*RAW RECORDS:*
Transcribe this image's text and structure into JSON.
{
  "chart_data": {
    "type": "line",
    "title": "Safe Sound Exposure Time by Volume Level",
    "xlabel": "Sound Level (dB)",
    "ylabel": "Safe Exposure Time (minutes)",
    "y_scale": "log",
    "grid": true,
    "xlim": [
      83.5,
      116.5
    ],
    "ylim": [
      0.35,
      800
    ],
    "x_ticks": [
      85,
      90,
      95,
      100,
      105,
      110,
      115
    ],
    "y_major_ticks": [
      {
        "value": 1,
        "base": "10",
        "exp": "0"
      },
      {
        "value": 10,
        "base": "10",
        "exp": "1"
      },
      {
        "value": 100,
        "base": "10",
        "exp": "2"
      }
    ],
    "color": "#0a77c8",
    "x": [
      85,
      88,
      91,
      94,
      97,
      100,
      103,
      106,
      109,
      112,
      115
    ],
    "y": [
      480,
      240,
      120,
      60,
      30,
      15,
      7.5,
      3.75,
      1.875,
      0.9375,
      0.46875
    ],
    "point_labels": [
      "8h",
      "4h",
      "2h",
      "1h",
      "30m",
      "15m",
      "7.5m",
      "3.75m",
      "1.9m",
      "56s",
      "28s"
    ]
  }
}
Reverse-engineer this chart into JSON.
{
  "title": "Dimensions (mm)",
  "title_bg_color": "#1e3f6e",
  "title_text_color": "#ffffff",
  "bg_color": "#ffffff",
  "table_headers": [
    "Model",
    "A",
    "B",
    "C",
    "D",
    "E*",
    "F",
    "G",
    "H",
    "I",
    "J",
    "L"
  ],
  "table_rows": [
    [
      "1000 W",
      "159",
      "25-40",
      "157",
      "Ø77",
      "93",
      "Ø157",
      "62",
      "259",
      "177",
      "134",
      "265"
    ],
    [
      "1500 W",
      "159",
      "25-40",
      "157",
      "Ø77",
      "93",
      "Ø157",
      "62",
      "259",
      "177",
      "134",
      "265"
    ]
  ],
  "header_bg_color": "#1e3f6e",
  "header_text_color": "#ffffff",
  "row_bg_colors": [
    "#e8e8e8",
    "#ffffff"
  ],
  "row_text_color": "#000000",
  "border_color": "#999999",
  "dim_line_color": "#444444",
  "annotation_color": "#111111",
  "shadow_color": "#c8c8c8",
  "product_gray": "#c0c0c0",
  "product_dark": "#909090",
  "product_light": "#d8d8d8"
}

*GIVEN REQUEST:*
All of the entries need to be reproduced exactly; please write them out.

*RESPONSE TO THE TASK:*
Transcribe this image's text and structure into JSON.
{
  "chart_data": {
    "type": "line",
    "title": "Safe Sound Exposure Time by Volume Level",
    "xlabel": "Sound Level (dB)",
    "ylabel": "Safe Exposure Time (minutes)",
    "y_scale": "log",
    "grid": true,
    "xlim": [
      83.5,
      116.5
    ],
    "ylim": [
      0.35,
      800
    ],
    "x_ticks": [
      85,
      90,
      95,
      100,
      105,
      110,
      115
    ],
    "y_major_ticks": [
      {
        "value": 1,
        "base": "10",
        "exp": "0"
      },
      {
        "value": 10,
        "base": "10",
        "exp": "1"
      },
      {
        "value": 100,
        "base": "10",
        "exp": "2"
      }
    ],
    "color": "#0a77c8",
    "x": [
      85,
      88,
      91,
      94,
      97,
      100,
      103,
      106,
      109,
      112,
      115
    ],
    "y": [
      480,
      240,
      120,
      60,
      30,
      15,
      7.5,
      3.75,
      1.875,
      0.9375,
      0.46875
    ],
    "point_labels": [
      "8h",
      "4h",
      "2h",
      "1h",
      "30m",
      "15m",
      "7.5m",
      "3.75m",
      "1.9m",
      "56s",
      "28s"
    ]
  }
}
Reverse-engineer this chart into JSON.
{
  "title": "Dimensions (mm)",
  "title_bg_color": "#1e3f6e",
  "title_text_color": "#ffffff",
  "bg_color": "#ffffff",
  "table_headers": [
    "Model",
    "A",
    "B",
    "C",
    "D",
    "E*",
    "F",
    "G",
    "H",
    "I",
    "J",
    "L"
  ],
  "table_rows": [
    [
      "1000 W",
      "159",
      "25-40",
      "157",
      "Ø77",
      "93",
      "Ø157",
      "62",
      "259",
      "177",
      "134",
      "265"
    ],
    [
      "1500 W",
      "159",
      "25-40",
      "157",
      "Ø77",
      "93",
      "Ø157",
      "62",
      "259",
      "177",
      "134",
      "265"
    ]
  ],
  "header_bg_color": "#1e3f6e",
  "header_text_color": "#ffffff",
  "row_bg_colors": [
    "#e8e8e8",
    "#ffffff"
  ],
  "row_text_color": "#000000",
  "border_color": "#999999",
  "dim_line_color": "#444444",
  "annotation_color": "#111111",
  "shadow_color": "#c8c8c8",
  "product_gray": "#c0c0c0",
  "product_dark": "#909090",
  "product_light": "#d8d8d8"
}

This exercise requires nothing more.